__The problem__.
From the entries that follow, extract each line holding the string "Kirchenpingarten".

__Data extract__.
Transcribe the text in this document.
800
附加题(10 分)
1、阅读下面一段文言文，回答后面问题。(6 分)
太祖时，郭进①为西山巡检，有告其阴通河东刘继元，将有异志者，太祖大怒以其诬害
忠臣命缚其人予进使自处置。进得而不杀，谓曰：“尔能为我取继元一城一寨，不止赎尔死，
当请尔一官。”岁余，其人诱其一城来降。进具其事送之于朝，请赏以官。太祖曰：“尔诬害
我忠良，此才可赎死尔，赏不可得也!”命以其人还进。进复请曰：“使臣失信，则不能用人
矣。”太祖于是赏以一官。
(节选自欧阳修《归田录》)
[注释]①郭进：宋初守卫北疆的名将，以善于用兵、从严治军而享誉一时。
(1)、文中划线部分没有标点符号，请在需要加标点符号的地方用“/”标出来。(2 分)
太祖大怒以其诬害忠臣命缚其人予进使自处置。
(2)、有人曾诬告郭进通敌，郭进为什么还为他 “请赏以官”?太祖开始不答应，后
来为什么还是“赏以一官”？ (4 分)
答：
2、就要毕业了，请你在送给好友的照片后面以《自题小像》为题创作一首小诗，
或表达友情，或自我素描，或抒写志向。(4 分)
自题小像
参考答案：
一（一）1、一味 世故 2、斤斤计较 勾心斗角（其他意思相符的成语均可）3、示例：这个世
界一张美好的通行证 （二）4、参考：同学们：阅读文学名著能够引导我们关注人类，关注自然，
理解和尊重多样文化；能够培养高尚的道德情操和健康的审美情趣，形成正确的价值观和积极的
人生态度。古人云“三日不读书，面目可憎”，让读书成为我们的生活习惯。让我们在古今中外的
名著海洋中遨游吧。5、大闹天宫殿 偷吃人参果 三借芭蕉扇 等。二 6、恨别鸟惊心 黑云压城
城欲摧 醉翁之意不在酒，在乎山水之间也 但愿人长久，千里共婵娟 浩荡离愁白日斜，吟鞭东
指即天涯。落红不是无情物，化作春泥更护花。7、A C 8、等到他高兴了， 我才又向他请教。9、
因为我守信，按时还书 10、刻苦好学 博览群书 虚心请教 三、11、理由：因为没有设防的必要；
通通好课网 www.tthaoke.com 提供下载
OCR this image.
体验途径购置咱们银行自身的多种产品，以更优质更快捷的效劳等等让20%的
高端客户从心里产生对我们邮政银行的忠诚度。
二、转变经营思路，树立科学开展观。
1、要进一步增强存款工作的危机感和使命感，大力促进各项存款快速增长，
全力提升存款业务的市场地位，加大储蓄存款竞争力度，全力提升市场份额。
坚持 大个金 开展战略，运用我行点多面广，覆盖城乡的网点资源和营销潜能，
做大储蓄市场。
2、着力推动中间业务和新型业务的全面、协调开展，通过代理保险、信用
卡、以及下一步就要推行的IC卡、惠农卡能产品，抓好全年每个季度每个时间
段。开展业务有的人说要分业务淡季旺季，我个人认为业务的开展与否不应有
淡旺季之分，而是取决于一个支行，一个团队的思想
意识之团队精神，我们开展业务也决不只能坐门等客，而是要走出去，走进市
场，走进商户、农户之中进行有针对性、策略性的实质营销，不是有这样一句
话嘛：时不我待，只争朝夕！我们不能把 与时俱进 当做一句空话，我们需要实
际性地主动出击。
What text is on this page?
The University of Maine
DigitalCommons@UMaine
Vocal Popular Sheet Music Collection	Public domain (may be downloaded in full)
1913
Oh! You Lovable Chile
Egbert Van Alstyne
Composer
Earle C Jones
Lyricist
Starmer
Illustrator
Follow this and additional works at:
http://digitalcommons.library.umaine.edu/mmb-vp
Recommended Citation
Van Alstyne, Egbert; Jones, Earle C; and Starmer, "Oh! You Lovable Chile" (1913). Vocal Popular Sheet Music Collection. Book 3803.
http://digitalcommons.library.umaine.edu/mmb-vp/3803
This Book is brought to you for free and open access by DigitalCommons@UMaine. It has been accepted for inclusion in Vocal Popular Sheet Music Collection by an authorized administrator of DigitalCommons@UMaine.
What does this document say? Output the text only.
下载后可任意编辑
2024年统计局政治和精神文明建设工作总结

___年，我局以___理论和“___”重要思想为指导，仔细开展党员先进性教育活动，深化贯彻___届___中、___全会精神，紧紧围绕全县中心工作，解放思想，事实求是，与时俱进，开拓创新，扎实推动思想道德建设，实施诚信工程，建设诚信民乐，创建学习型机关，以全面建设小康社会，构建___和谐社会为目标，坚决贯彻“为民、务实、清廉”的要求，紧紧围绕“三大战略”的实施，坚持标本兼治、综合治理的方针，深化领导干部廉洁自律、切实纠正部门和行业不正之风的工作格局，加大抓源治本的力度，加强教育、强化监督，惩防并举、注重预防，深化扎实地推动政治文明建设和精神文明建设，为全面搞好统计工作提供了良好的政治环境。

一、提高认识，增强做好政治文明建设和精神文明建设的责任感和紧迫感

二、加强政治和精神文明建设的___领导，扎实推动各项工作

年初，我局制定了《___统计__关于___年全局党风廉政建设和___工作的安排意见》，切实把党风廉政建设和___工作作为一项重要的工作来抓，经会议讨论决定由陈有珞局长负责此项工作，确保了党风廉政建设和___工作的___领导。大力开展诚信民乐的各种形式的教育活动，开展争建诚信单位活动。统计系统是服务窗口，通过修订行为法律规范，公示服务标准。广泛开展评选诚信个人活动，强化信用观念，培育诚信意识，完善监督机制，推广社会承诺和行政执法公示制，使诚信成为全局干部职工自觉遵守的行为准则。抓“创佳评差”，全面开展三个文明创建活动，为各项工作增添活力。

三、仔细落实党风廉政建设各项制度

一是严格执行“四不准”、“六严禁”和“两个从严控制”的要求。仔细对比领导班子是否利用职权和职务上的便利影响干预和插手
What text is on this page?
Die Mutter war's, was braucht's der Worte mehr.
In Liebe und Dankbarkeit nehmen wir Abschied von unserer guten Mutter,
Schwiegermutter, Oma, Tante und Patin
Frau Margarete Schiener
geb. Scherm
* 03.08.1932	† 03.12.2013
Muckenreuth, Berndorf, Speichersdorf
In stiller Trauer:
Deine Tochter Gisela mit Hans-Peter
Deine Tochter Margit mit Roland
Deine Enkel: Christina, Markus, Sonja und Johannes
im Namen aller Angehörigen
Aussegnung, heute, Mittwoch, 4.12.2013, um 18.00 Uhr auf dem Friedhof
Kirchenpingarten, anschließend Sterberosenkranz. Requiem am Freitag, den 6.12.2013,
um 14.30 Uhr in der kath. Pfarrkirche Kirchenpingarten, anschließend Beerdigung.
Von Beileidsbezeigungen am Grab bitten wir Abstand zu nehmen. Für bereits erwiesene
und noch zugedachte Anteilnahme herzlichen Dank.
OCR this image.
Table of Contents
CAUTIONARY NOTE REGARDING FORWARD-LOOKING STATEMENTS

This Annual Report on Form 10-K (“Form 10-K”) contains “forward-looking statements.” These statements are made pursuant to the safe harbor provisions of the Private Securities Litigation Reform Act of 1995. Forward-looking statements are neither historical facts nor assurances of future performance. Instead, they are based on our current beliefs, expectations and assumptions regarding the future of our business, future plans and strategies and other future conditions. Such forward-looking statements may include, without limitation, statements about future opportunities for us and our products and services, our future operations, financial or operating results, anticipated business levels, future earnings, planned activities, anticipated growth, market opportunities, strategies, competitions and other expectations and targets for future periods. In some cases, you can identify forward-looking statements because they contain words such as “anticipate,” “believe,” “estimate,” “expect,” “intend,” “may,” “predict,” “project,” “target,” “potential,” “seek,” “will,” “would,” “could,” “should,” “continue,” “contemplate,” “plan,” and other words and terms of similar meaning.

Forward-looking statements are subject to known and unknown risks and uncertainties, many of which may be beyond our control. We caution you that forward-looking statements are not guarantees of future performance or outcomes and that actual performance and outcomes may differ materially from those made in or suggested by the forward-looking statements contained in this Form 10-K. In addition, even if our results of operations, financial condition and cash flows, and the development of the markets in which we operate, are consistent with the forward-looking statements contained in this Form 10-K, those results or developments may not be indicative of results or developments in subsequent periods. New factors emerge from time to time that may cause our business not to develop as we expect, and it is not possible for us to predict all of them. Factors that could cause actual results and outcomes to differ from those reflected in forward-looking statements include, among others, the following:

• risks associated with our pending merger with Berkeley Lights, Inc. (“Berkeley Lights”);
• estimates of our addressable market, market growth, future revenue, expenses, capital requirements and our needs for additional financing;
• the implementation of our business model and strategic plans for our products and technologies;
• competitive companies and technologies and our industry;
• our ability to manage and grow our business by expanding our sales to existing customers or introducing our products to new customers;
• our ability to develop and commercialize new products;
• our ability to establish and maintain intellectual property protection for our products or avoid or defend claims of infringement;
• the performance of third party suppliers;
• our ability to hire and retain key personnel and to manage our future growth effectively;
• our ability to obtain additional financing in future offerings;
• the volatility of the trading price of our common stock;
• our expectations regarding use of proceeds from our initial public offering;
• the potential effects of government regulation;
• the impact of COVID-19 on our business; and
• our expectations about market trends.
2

__Task answer__.
Kirchenpingarten, anschließend Sterberosenkranz. Requiem am Freitag, den 6.12.2013,
um 14.30 Uhr in der kath. Pfarrkirche Kirchenpingarten, anschließend Beerdigung.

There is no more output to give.